▶ _Challenge_
Show every line where "Pfarrkirche" occurs.

▶ _Data_
########

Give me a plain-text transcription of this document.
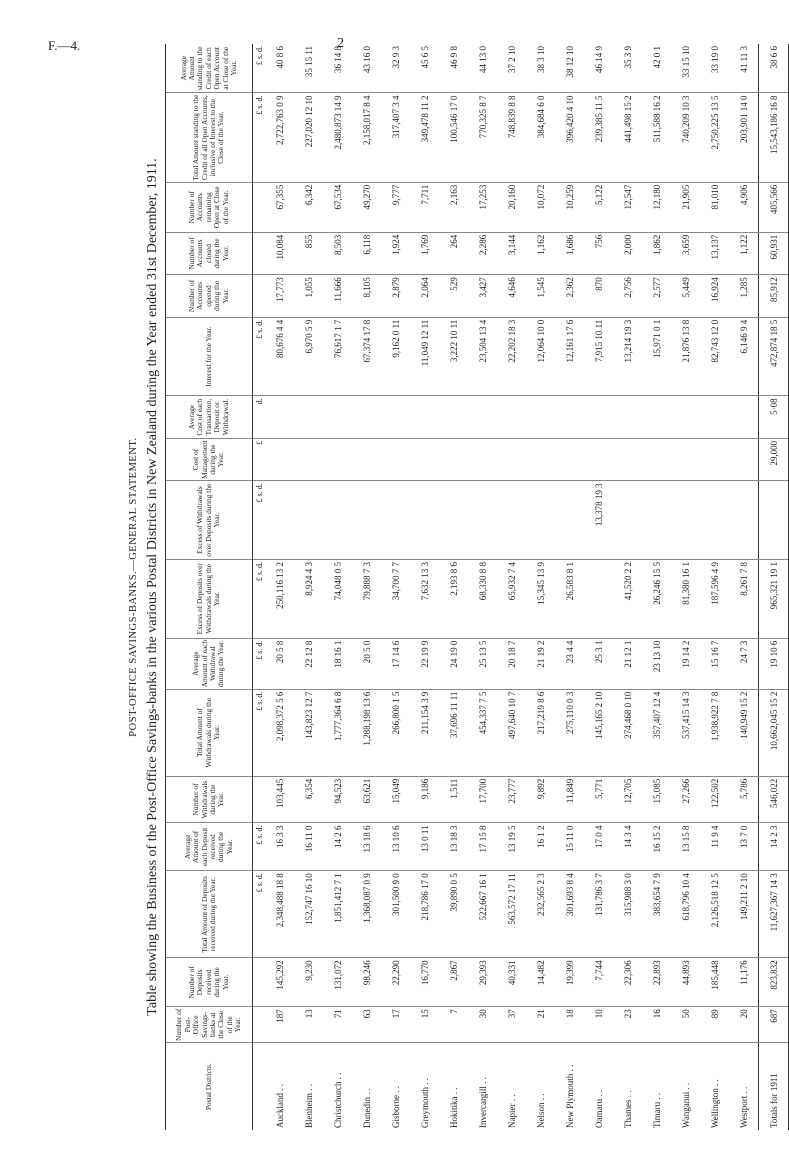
F.—4.	2
POST-OFFICE SAVINGS-BANKS.—GENERAL STATEMENT. Table showing the Business of the Post-Office Savings-banks in the various Postal Districts in New Zealand during the Year ended 31st December, 1911.
Postal Districts.	Number of Post-Office Savings-banks at the Close of the Year.	Number of Deposits received during the Year.	Total Amount of Deposits received during the Year.	Average Amount of each Deposit received during the Year.	Number of Withdrawals during the Year.	Total Amount of Withdrawals during the Year.	Average Amount of each Withdrawal during the Year.	Excess of Deposits over Withdrawals during the Year.	Excess of Withdrawals over Deposits during the Year.	Cost of Management during the Year.	Average Cost of each Transaction, Deposit or Withdrawal.	Interest for the Year.	Number of Accounts opened during the Year.	Number of Accounts closed during the Year.	Number of Accounts remaining Open at Close of the Year.	Total Amount standing to the Credit of all Open Accounts, inclusive of Interest to the Close of the Year.	Average Amount standing to the Credit of each Open Account at Close of the Year.
			£ s. d.	£ s. d.		£ s. d.	£ s. d.	£ s. d.	£ s. d.	£	d.	£ s. d.				£ s. d.	£ s. d.
Auckland . .	187	145,292	2,348,488 18 8	16 3 3	103,445	2,098,372 5 6	20 5 8	250,116 13 2				80,676 4 4	17,773	10,084	67,355	2,722,763 0 9	40 8 6
Blenheim . .	13	9,230	152,747 16 10	16 11 0	6,354	143,823 12 7	22 12 8	8,924 4 3				6,970 5 9	1,055	855	6,342	227,020 12 10	35 15 11
Christchurch . .	71	131,072	1,851,412 7 1	14 2 6	94,523	1,777,364 6 8	18 16 1	74,048 0 5				76,617 1 7	11,666	8,503	67,534	2,480,873 14 9	36 14 8
Dunedin . .	63	98,246	1,368,087 0 9	13 18 6	63,621	1,288,198 13 6	20 5 0	79,888 7 3				67,374 17 8	8,105	6,118	49,270	2,158,017 8 4	43 16 0
Gisborne . .	17	22,290	301,500 9 0	13 10 6	15,049	266,800 1 5	17 14 6	34,700 7 7				9,162 0 11	2,879	1,924	9,777	317,407 3 4	32 9 3
Greymouth . .	15	16,770	218,786 17 0	13 0 11	9,186	211,154 3 9	22 19 9	7,632 13 3				11,049 12 11	2,064	1,769	7,711	349,478 11 2	45 6 5
Hokitika . .	7	2,867	39,890 0 5	13 18 3	1,511	37,696 11 11	24 19 0	2,193 8 6				3,222 10 11	529	264	2,163	100,546 17 0	46 9 8
Invercargill . .	30	29,393	522,667 16 1	17 15 8	17,700	454,337 7 5	25 13 5	68,330 8 8				23,504 13 4	3,427	2,286	17,253	770,325 8 7	44 13 0
Napier . .	37	40,331	563,572 17 11	13 19 5	23,777	497,640 10 7	20 18 7	65,932 7 4				22,202 18 3	4,646	3,144	20,160	748,839 8 8	37 2 10
Nelson . .	21	14,482	232,565 2 3	16 1 2	9,892	217,219 8 6	21 19 2	15,345 13 9				12,064 10 0	1,545	1,162	10,072	384,684 6 0	38 3 10
New Plymouth . .	18	19,399	301,693 8 4	15 11 0	11,849	275,110 0 3	23 4 4	26,583 8 1				12,161 17 6	2,362	1,686	10,259	396,420 4 10	38 12 10
Oamaru . .	10	7,744	131,786 3 7	17 0 4	5,771	145,165 2 10	25 3 1		13,378 19 3			7,915 10 11	870	756	5,122	239,385 11 5	46 14 9
Thames . .	23	22,306	315,988 3 0	14 3 4	12,705	274,468 0 10	21 12 1	41,520 2 2				13,214 19 3	2,756	2,000	12,547	441,498 15 2	35 3 9
Timaru . .	16	22,893	383,654 7 9	16 15 2	15,085	357,407 12 4	23 13 10	26,246 15 5				15,971 0 1	2,577	1,862	12,180	511,588 16 2	42 0 1
Wanganui . .	50	44,893	618,796 10 4	13 15 8	27,266	537,415 14 3	19 14 2	81,380 16 1				21,876 13 8	5,449	3,659	21,905	740,209 10 3	33 15 10
Wellington . .	89	185,448	2,126,518 12 5	11 9 4	122,502	1,938,922 7 8	15 16 7	187,596 4 9				82,743 12 0	16,924	13,137	81,010	2,750,225 13 5	33 19 0
Westport . .	20	11,176	149,211 2 10	13 7 0	5,786	140,949 15 2	24 7 3	8,261 7 8				6,146 9 4	1,285	1,122	4,906	203,901 14 0	41 11 3
Totals for 1911	687	823,832	11,627,367 14 3	14 2 3	546,022	10,662,045 15 2	19 10 6	965,321 19 1		29,000	5·08	472,874 18 5	85,912	60,931	405,566	15,543,186 16 8	38 6 6
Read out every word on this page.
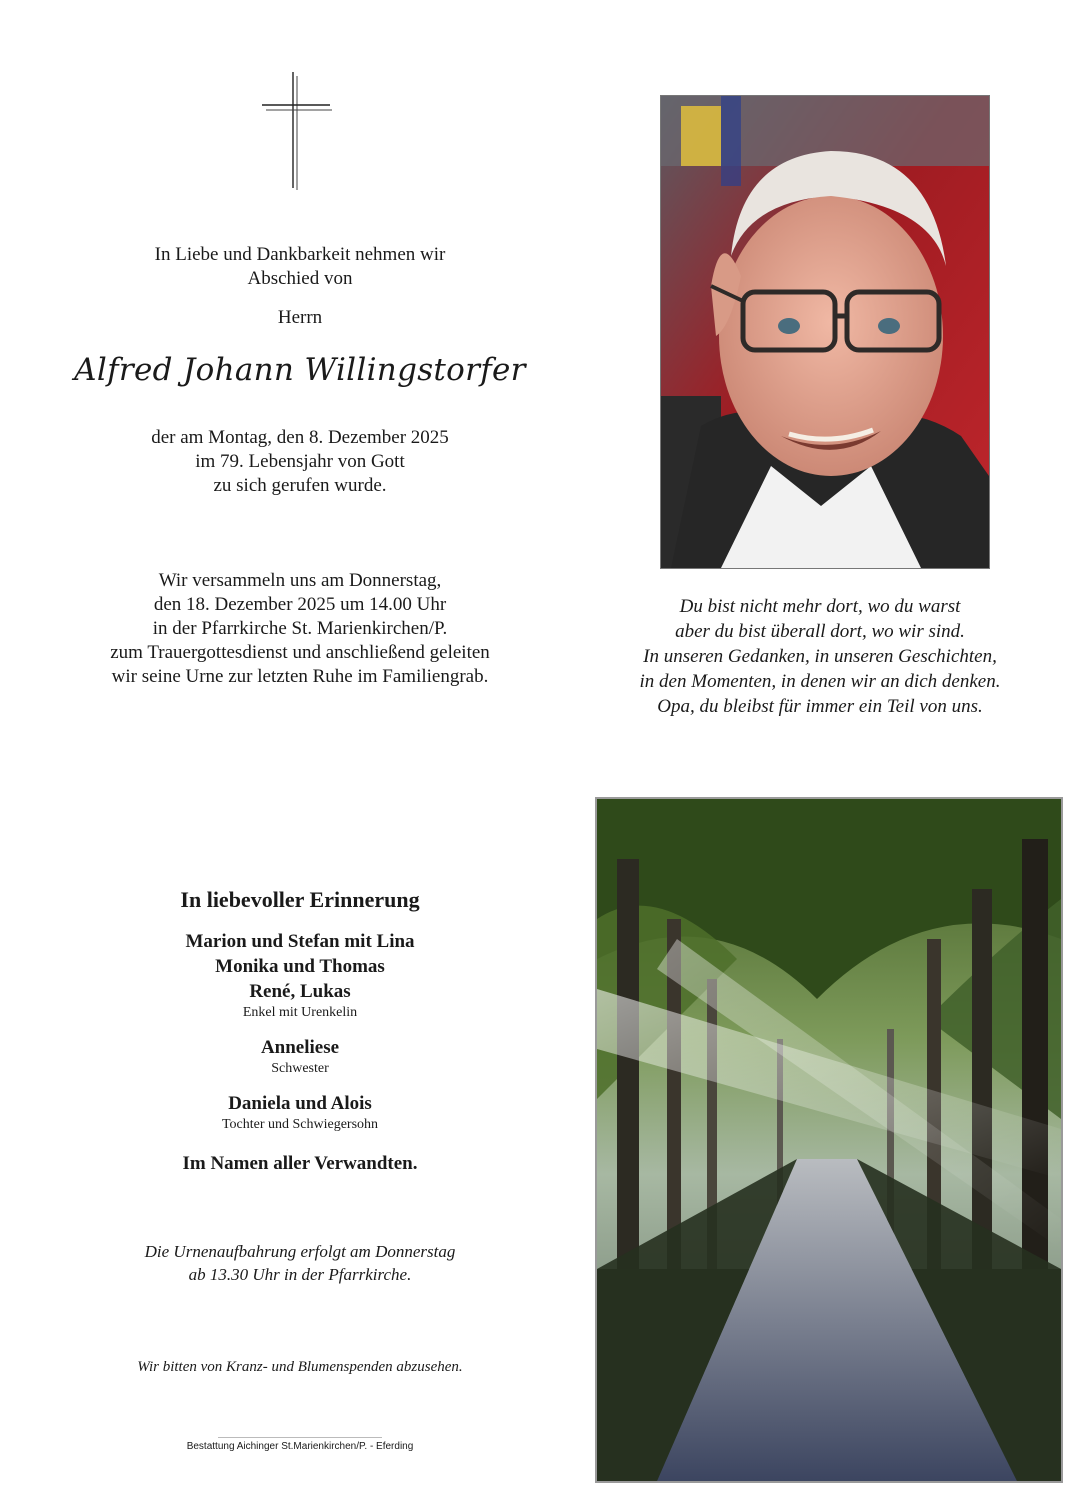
In Liebe und Dankbarkeit nehmen wir
Abschied von
Herrn
Alfred Johann Willingstorfer
der am Montag, den 8. Dezember 2025
im 79. Lebensjahr von Gott
zu sich gerufen wurde.
Wir versammeln uns am Donnerstag,
den 18. Dezember 2025 um 14.00 Uhr
in der Pfarrkirche St. Marienkirchen/P.
zum Trauergottesdienst und anschließend geleiten
wir seine Urne zur letzten Ruhe im Familiengrab.
Du bist nicht mehr dort, wo du warst
aber du bist überall dort, wo wir sind.
In unseren Gedanken, in unseren Geschichten,
in den Momenten, in denen wir an dich denken.
Opa, du bleibst für immer ein Teil von uns.
In liebevoller Erinnerung
Marion und Stefan mit Lina
Monika und Thomas
René, Lukas
Enkel mit Urenkelin
Anneliese
Schwester
Daniela und Alois
Tochter und Schwiegersohn
Im Namen aller Verwandten.
Die Urnenaufbahrung erfolgt am Donnerstag
ab 13.30 Uhr in der Pfarrkirche.
Wir bitten von Kranz- und Blumenspenden abzusehen.
Bestattung Aichinger St.Marienkirchen/P. - Eferding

########

▶ _Solution to the problem_
in der Pfarrkirche St. Marienkirchen/P.
ab 13.30 Uhr in der Pfarrkirche.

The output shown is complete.